Count every line in the data below where "文件版本" occurs, then state that number and nothing more.

________________

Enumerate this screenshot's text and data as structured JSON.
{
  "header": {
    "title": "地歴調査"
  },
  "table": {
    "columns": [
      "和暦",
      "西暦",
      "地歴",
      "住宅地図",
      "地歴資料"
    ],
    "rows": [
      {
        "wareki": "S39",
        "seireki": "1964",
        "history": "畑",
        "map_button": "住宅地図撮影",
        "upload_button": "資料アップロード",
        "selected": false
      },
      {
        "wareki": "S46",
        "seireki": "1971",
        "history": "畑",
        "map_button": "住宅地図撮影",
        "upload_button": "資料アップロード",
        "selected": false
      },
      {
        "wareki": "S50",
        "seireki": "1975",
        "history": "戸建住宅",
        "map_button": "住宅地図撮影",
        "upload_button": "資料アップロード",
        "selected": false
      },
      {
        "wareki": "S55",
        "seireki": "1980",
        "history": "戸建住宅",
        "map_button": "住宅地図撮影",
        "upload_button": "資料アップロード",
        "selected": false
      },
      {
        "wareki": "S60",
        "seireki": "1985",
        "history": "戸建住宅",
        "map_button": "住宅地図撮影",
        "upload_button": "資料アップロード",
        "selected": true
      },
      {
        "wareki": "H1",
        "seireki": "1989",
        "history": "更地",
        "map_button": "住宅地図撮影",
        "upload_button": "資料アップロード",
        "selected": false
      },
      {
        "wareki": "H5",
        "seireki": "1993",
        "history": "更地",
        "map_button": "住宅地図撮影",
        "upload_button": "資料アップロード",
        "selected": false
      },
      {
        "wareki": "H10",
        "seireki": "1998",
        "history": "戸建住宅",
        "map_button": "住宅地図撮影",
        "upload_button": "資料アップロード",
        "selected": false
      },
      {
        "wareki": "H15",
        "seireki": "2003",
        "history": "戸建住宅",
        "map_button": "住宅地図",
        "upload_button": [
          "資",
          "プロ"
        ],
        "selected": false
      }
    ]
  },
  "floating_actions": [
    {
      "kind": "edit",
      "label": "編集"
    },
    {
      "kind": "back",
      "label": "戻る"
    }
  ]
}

________________

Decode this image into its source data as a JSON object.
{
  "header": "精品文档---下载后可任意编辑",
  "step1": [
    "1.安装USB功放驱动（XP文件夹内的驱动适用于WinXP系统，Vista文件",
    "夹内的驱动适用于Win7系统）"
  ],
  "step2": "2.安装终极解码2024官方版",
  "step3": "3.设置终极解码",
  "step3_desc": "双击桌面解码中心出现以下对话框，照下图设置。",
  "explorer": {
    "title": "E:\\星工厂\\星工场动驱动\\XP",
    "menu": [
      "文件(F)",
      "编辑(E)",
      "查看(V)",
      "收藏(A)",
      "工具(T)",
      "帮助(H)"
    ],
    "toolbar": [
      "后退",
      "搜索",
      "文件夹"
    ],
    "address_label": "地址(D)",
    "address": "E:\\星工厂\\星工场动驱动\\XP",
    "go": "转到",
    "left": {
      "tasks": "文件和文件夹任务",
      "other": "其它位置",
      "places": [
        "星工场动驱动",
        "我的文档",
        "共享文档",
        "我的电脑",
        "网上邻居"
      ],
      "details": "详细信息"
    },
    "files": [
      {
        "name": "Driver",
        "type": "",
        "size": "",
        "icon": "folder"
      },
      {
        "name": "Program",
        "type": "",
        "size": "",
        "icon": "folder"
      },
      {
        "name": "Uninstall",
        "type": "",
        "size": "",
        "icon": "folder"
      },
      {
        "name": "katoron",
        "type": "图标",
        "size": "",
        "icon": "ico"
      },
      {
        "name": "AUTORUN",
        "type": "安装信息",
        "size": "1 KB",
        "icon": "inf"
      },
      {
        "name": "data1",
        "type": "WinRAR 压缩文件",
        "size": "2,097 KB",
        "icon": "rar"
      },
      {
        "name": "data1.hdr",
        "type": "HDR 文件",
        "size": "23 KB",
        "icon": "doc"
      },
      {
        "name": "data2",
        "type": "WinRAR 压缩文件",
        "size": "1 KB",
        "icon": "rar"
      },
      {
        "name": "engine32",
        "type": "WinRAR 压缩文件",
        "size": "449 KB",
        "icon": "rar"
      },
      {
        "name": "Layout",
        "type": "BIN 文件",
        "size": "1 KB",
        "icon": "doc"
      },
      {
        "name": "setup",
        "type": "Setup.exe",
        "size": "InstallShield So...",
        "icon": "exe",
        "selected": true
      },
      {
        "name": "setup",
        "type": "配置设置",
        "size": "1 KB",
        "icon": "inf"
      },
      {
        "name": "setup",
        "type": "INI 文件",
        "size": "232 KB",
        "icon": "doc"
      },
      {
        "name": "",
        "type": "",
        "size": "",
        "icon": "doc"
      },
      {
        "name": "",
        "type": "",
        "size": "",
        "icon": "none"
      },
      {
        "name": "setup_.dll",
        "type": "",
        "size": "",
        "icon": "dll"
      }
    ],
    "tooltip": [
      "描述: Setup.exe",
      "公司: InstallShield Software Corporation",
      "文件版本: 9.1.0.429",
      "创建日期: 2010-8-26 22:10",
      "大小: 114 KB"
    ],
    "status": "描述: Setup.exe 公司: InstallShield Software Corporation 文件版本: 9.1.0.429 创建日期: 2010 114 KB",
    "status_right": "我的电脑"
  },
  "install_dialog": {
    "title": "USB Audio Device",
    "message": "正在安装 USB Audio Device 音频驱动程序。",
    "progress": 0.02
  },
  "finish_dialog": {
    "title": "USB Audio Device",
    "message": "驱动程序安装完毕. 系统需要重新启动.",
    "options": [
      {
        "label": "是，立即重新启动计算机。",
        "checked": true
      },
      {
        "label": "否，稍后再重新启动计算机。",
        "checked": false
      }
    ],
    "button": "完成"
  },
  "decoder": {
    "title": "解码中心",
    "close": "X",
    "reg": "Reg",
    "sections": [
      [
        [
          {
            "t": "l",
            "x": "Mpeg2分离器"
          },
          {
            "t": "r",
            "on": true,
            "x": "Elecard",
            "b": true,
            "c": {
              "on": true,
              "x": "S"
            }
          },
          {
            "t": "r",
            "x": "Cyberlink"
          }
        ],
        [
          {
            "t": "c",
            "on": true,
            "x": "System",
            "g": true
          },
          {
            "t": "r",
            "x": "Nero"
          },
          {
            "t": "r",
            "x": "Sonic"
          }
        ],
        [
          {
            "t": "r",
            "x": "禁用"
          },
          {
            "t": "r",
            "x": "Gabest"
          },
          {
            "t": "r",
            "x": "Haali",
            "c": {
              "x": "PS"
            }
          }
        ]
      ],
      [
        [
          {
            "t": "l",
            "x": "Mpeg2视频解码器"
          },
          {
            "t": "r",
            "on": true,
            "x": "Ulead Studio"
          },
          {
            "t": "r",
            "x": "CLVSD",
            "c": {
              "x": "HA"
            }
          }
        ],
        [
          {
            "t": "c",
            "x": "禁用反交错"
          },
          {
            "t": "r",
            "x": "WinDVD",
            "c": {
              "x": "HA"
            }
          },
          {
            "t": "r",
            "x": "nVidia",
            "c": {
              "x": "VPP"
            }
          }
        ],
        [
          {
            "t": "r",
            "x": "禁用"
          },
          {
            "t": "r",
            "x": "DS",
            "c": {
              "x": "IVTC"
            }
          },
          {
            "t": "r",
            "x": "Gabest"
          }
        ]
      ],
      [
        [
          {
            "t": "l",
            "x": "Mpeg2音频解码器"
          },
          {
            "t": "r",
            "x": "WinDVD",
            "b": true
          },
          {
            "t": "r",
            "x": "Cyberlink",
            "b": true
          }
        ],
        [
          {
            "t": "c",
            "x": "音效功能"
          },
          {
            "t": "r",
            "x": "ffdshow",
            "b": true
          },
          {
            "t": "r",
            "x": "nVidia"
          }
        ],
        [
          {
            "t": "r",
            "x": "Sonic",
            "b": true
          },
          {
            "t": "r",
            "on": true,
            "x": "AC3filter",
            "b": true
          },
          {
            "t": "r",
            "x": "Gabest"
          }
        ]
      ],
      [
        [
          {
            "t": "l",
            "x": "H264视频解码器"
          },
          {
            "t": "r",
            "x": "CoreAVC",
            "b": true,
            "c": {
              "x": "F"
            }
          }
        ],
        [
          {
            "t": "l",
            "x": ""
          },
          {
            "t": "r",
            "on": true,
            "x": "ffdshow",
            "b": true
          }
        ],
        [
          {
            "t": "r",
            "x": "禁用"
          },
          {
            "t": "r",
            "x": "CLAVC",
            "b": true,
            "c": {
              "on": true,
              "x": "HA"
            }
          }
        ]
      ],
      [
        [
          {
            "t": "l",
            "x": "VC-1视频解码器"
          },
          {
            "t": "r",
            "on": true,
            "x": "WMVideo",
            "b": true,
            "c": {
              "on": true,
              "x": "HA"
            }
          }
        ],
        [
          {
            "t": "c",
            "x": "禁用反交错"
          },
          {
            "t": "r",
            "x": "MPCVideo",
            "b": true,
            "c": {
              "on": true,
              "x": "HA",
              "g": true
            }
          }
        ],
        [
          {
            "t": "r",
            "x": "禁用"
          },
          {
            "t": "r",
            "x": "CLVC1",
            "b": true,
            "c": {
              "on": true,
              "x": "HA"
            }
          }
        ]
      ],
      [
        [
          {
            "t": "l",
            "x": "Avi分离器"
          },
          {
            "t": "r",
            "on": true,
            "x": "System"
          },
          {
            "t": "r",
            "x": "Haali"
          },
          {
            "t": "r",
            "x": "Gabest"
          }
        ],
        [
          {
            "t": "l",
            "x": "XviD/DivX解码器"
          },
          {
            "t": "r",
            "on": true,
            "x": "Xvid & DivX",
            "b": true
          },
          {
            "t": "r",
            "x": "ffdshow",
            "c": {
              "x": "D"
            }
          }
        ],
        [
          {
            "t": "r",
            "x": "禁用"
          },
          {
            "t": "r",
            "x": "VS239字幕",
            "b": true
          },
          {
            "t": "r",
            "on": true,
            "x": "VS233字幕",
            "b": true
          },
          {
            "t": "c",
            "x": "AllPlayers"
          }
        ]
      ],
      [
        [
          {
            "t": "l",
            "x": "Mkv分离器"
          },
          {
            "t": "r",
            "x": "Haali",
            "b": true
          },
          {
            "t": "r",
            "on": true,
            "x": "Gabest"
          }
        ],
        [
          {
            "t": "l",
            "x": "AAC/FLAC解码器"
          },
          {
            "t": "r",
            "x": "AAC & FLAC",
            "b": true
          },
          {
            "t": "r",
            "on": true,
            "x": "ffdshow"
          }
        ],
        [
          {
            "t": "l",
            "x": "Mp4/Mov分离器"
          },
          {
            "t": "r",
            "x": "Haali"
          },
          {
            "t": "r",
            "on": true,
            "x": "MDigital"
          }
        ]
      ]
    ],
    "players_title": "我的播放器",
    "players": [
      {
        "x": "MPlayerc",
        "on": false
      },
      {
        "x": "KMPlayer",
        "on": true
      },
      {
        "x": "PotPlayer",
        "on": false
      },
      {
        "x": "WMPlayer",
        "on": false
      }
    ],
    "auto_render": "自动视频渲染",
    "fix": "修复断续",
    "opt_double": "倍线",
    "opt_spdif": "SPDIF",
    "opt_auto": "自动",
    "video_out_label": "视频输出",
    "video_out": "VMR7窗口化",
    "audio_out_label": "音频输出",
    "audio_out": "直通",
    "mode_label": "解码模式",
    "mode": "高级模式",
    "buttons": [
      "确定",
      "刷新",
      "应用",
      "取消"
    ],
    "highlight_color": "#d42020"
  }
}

________________

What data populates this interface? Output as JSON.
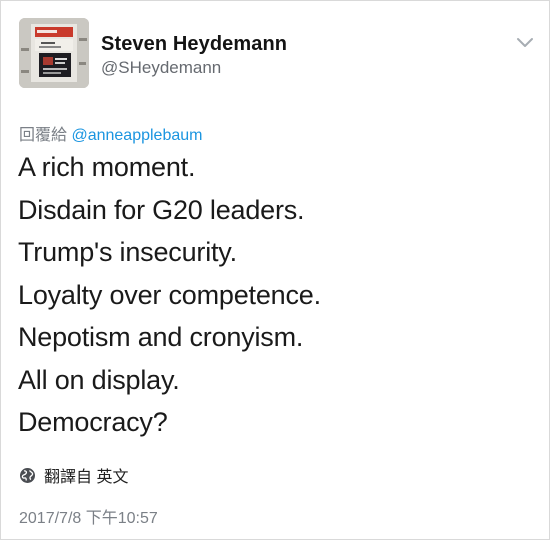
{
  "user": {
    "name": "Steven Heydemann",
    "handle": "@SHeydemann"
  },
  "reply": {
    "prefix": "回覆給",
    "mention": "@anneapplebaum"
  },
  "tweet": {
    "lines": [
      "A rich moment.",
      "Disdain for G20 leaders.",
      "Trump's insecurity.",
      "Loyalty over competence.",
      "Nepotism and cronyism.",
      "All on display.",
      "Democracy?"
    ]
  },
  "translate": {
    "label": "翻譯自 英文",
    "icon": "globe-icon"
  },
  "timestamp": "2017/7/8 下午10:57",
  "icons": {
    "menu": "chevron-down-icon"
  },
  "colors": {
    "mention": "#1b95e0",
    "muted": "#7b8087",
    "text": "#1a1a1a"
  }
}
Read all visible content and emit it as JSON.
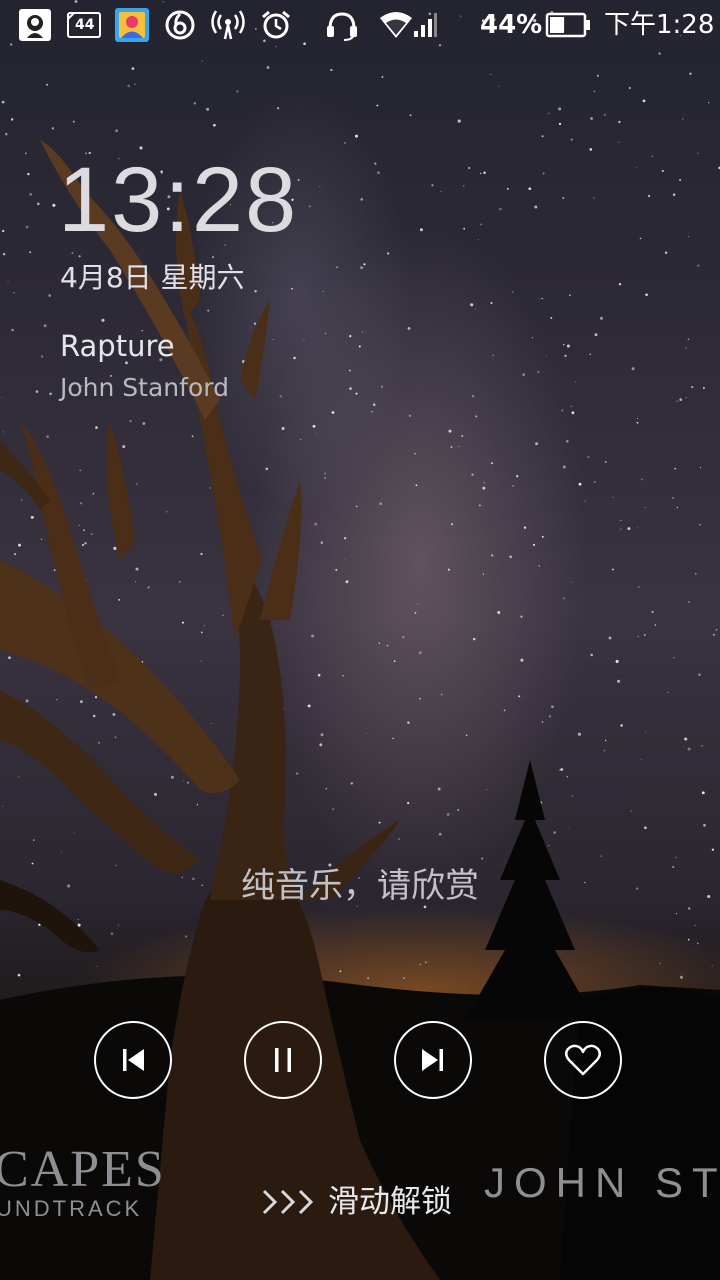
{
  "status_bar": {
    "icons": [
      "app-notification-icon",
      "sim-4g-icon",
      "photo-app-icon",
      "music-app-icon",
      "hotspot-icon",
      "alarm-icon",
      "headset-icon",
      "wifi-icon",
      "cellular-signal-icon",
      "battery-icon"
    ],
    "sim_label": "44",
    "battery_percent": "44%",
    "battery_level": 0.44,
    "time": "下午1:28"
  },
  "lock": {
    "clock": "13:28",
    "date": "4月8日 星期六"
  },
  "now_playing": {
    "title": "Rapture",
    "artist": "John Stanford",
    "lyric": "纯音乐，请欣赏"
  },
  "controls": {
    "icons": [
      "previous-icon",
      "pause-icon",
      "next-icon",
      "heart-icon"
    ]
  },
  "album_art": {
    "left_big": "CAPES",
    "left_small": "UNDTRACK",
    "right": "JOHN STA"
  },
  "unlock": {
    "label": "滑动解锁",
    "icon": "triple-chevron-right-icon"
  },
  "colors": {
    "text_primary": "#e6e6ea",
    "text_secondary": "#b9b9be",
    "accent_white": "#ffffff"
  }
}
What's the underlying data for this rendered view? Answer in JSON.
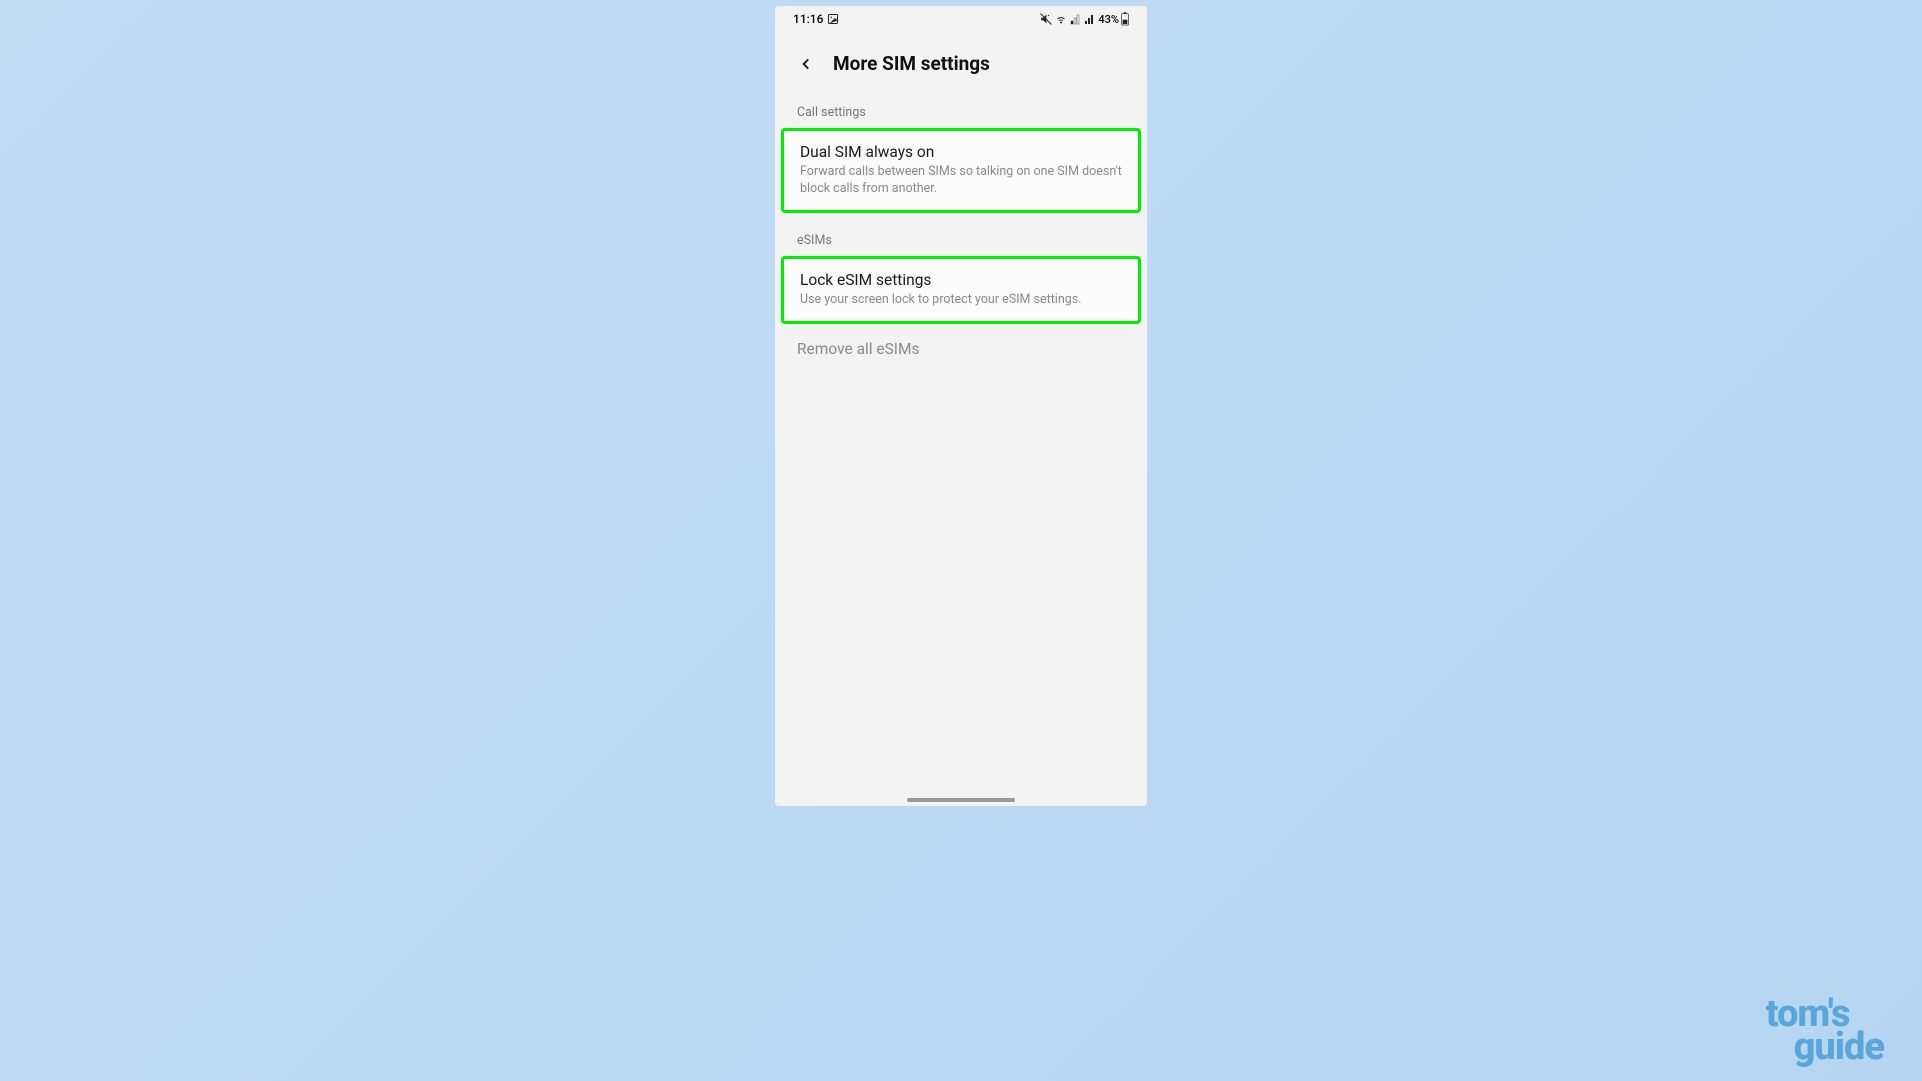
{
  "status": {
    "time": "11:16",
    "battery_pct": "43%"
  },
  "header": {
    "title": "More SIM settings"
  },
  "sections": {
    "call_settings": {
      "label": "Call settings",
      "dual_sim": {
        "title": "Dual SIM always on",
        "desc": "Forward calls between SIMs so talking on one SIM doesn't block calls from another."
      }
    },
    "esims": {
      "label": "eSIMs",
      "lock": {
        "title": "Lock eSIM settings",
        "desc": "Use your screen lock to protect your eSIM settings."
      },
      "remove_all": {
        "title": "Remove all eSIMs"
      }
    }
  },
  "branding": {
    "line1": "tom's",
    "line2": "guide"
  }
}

________________

◆ THE ANSWER: 2